=== Items from a data source ===
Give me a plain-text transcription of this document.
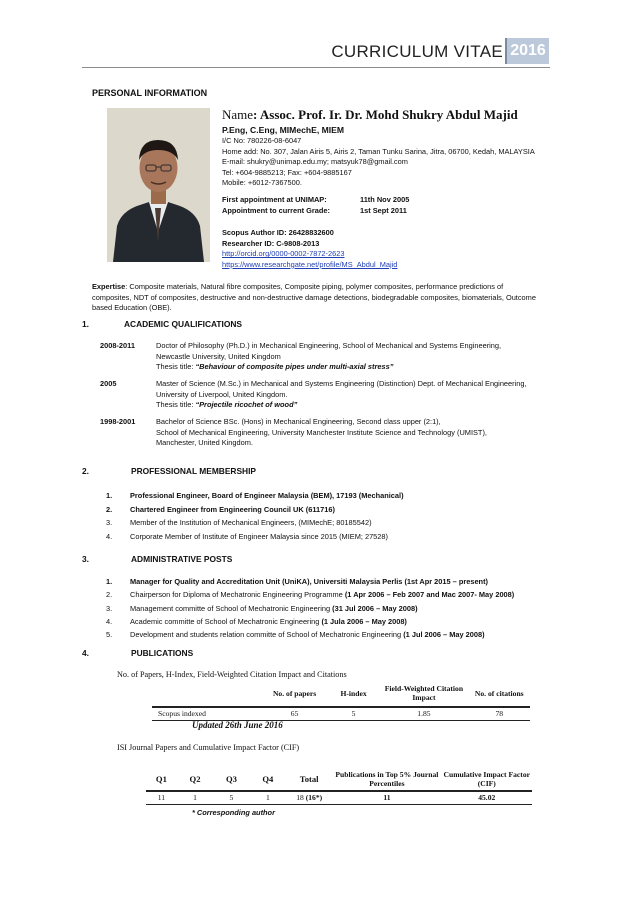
CURRICULUM VITAE 2016
PERSONAL INFORMATION
Name: Assoc. Prof. Ir. Dr. Mohd Shukry Abdul Majid
P.Eng, C.Eng, MIMechE, MIEM
I/C No: 780226-08-6047
Home add: No. 307, Jalan Airis 5, Airis 2, Taman Tunku Sarina, Jitra, 06700, Kedah, MALAYSIA
E-mail: shukry@unimap.edu.my; matsyuk78@gmail.com
Tel: +604-9885213; Fax: +604-9885167
Mobile: +6012-7367500.
First appointment at UNIMAP:	11th Nov 2005
Appointment to current Grade:	1st Sept 2011
Scopus Author ID: 26428832600
Researcher ID: C-9808-2013
http://orcid.org/0000-0002-7872-2623
https://www.researchgate.net/profile/MS_Abdul_Majid
Expertise: Composite materials, Natural fibre composites, Composite piping, polymer composites, performance predictions of composites, NDT of composites, destructive and non-destructive damage detections, biodegradable composites, biomaterials, Outcome based Education (OBE).
1.	ACADEMIC QUALIFICATIONS
2008-2011	Doctor of Philosophy (Ph.D.) in Mechanical Engineering, School of Mechanical and Systems Engineering,
Newcastle University, United Kingdom
Thesis title: “Behaviour of composite pipes under multi-axial stress”
2005	Master of Science (M.Sc.) in Mechanical and Systems Engineering (Distinction) Dept. of Mechanical Engineering,
University of Liverpool, United Kingdom.
Thesis title: “Projectile ricochet of wood”
1998-2001	Bachelor of Science BSc. (Hons) in Mechanical Engineering, Second class upper (2:1),
School of Mechanical Engineering, University Manchester Institute Science and Technology (UMIST),
Manchester, United Kingdom.
2.	PROFESSIONAL MEMBERSHIP
1. Professional Engineer, Board of Engineer Malaysia (BEM), 17193 (Mechanical)
2. Chartered Engineer from Engineering Council UK (611716)
3. Member of the Institution of Mechanical Engineers, (MIMechE; 80185542)
4. Corporate Member of Institute of Engineer Malaysia since 2015 (MIEM; 27528)
3.	ADMINISTRATIVE POSTS
1. Manager for Quality and Accreditation Unit (UniKA), Universiti Malaysia Perlis (1st Apr 2015 – present)
2. Chairperson for Diploma of Mechatronic Engineering Programme (1 Apr 2006 – Feb 2007 and Mac 2007- May 2008)
3. Management committe of School of Mechatronic Engineering (31 Jul 2006 – May 2008)
4. Academic committe of School of Mechatronic Engineering (1 Jula 2006 – May 2008)
5. Development and students relation committe of School of Mechatronic Engineering (1 Jul 2006 – May 2008)
4.	PUBLICATIONS
No. of Papers, H-Index, Field-Weighted Citation Impact and Citations
	No. of papers	H-index	Field-Weighted Citation Impact	No. of citations
Scopus indexed	65	5	1.85	78
Updated 26th June 2016
ISI Journal Papers and Cumulative Impact Factor (CIF)
Q1	Q2	Q3	Q4	Total	Publications in Top 5% Journal Percentiles	Cumulative Impact Factor (CIF)
11	1	5	1	18 (16*)	11	45.02
* Corresponding author
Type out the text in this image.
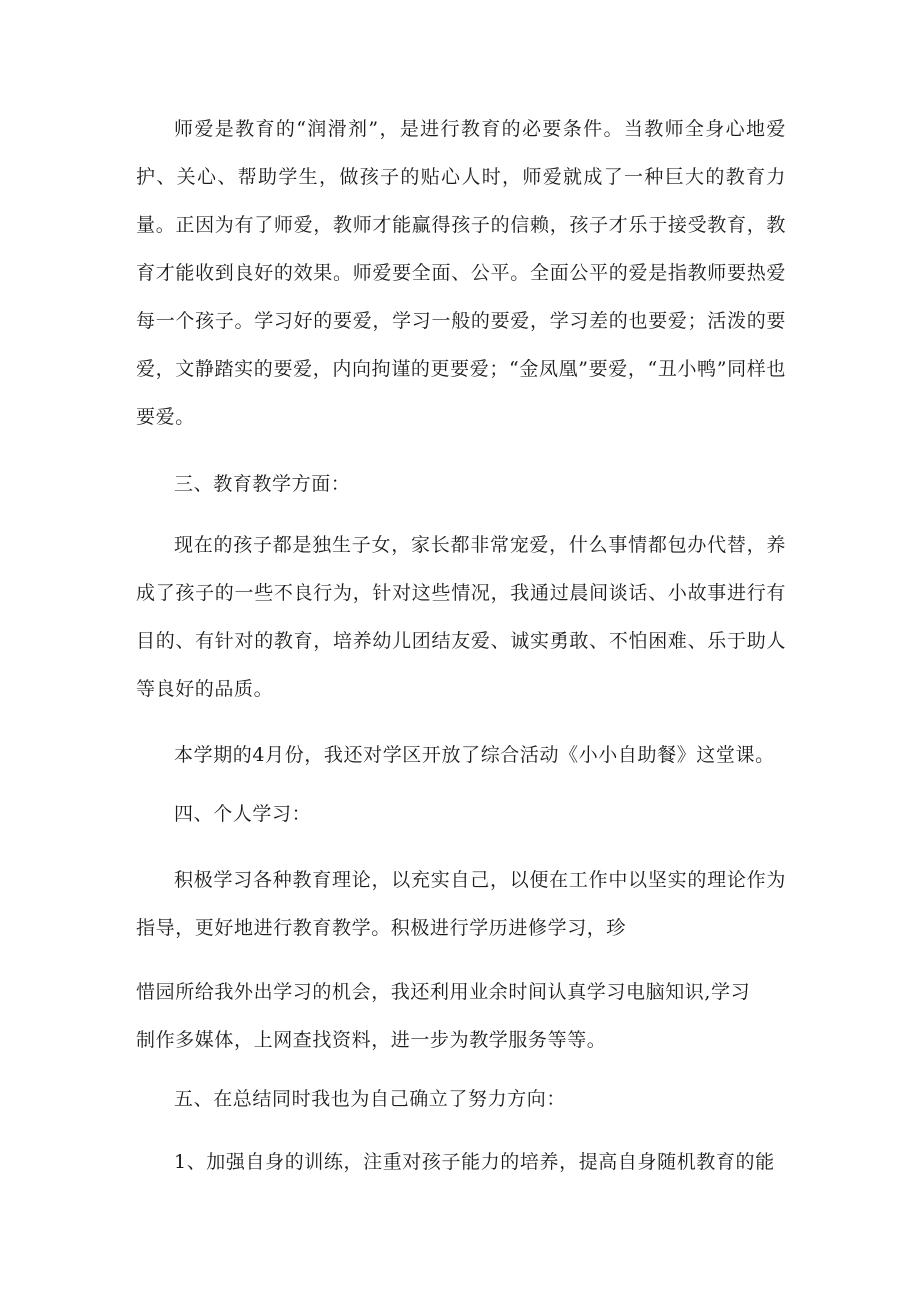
师爱是教育的“润滑剂”，是进行教育的必要条件。当教师全身心地爱护、关心、帮助学生，做孩子的贴心人时，师爱就成了一种巨大的教育力量。正因为有了师爱，教师才能赢得孩子的信赖，孩子才乐于接受教育，教育才能收到良好的效果。师爱要全面、公平。全面公平的爱是指教师要热爱每一个孩子。学习好的要爱，学习一般的要爱，学习差的也要爱；活泼的要爱，文静踏实的要爱，内向拘谨的更要爱；“金凤凰”要爱，“丑小鸭”同样也要爱。

三、教育教学方面：

现在的孩子都是独生子女，家长都非常宠爱，什么事情都包办代替，养成了孩子的一些不良行为，针对这些情况，我通过晨间谈话、小故事进行有目的、有针对的教育，培养幼儿团结友爱、诚实勇敢、不怕困难、乐于助人等良好的品质。

本学期的4月份，我还对学区开放了综合活动《小小自助餐》这堂课。

四、个人学习：

积极学习各种教育理论，以充实自己，以便在工作中以坚实的理论作为指导，更好地进行教育教学。积极进行学历进修学习，珍

惜园所给我外出学习的机会，我还利用业余时间认真学习电脑知识,学习
制作多媒体，上网查找资料，进一步为教学服务等等。

五、在总结同时我也为自己确立了努力方向：

1、加强自身的训练，注重对孩子能力的培养，提高自身随机教育的能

=== What the task requires ===
Repeat the material above word for word and skip every image in it.

=== Result of the exercise ===
Give me a plain-text transcription of this document.
CURRICULUM VITAE 2016
PERSONAL INFORMATION
Name: Assoc. Prof. Ir. Dr. Mohd Shukry Abdul Majid
P.Eng, C.Eng, MIMechE, MIEM
I/C No: 780226-08-6047
Home add: No. 307, Jalan Airis 5, Airis 2, Taman Tunku Sarina, Jitra, 06700, Kedah, MALAYSIA
E-mail: shukry@unimap.edu.my; matsyuk78@gmail.com
Tel: +604-9885213; Fax: +604-9885167
Mobile: +6012-7367500.
First appointment at UNIMAP:	11th Nov 2005
Appointment to current Grade:	1st Sept 2011
Scopus Author ID: 26428832600
Researcher ID: C-9808-2013
http://orcid.org/0000-0002-7872-2623
https://www.researchgate.net/profile/MS_Abdul_Majid
Expertise: Composite materials, Natural fibre composites, Composite piping, polymer composites, performance predictions of composites, NDT of composites, destructive and non-destructive damage detections, biodegradable composites, biomaterials, Outcome based Education (OBE).
1.	ACADEMIC QUALIFICATIONS
2008-2011	Doctor of Philosophy (Ph.D.) in Mechanical Engineering, School of Mechanical and Systems Engineering,
Newcastle University, United Kingdom
Thesis title: “Behaviour of composite pipes under multi-axial stress”
2005	Master of Science (M.Sc.) in Mechanical and Systems Engineering (Distinction) Dept. of Mechanical Engineering,
University of Liverpool, United Kingdom.
Thesis title: “Projectile ricochet of wood”
1998-2001	Bachelor of Science BSc. (Hons) in Mechanical Engineering, Second class upper (2:1),
School of Mechanical Engineering, University Manchester Institute Science and Technology (UMIST),
Manchester, United Kingdom.
2.	PROFESSIONAL MEMBERSHIP
1. Professional Engineer, Board of Engineer Malaysia (BEM), 17193 (Mechanical)
2. Chartered Engineer from Engineering Council UK (611716)
3. Member of the Institution of Mechanical Engineers, (MIMechE; 80185542)
4. Corporate Member of Institute of Engineer Malaysia since 2015 (MIEM; 27528)
3.	ADMINISTRATIVE POSTS
1. Manager for Quality and Accreditation Unit (UniKA), Universiti Malaysia Perlis (1st Apr 2015 – present)
2. Chairperson for Diploma of Mechatronic Engineering Programme (1 Apr 2006 – Feb 2007 and Mac 2007- May 2008)
3. Management committe of School of Mechatronic Engineering (31 Jul 2006 – May 2008)
4. Academic committe of School of Mechatronic Engineering (1 Jula 2006 – May 2008)
5. Development and students relation committe of School of Mechatronic Engineering (1 Jul 2006 – May 2008)
4.	PUBLICATIONS
No. of Papers, H-Index, Field-Weighted Citation Impact and Citations
	No. of papers	H-index	Field-Weighted Citation Impact	No. of citations
Scopus indexed	65	5	1.85	78
Updated 26th June 2016
ISI Journal Papers and Cumulative Impact Factor (CIF)
Q1	Q2	Q3	Q4	Total	Publications in Top 5% Journal Percentiles	Cumulative Impact Factor (CIF)
11	1	5	1	18 (16*)	11	45.02
* Corresponding author
Type out the text in this image.
师爱是教育的“润滑剂”，是进行教育的必要条件。当教师全身心地爱护、关心、帮助学生，做孩子的贴心人时，师爱就成了一种巨大的教育力量。正因为有了师爱，教师才能赢得孩子的信赖，孩子才乐于接受教育，教育才能收到良好的效果。师爱要全面、公平。全面公平的爱是指教师要热爱每一个孩子。学习好的要爱，学习一般的要爱，学习差的也要爱；活泼的要爱，文静踏实的要爱，内向拘谨的更要爱；“金凤凰”要爱，“丑小鸭”同样也要爱。

三、教育教学方面：

现在的孩子都是独生子女，家长都非常宠爱，什么事情都包办代替，养成了孩子的一些不良行为，针对这些情况，我通过晨间谈话、小故事进行有目的、有针对的教育，培养幼儿团结友爱、诚实勇敢、不怕困难、乐于助人等良好的品质。

本学期的4月份，我还对学区开放了综合活动《小小自助餐》这堂课。

四、个人学习：

积极学习各种教育理论，以充实自己，以便在工作中以坚实的理论作为指导，更好地进行教育教学。积极进行学历进修学习，珍

惜园所给我外出学习的机会，我还利用业余时间认真学习电脑知识,学习
制作多媒体，上网查找资料，进一步为教学服务等等。

五、在总结同时我也为自己确立了努力方向：

1、加强自身的训练，注重对孩子能力的培养，提高自身随机教育的能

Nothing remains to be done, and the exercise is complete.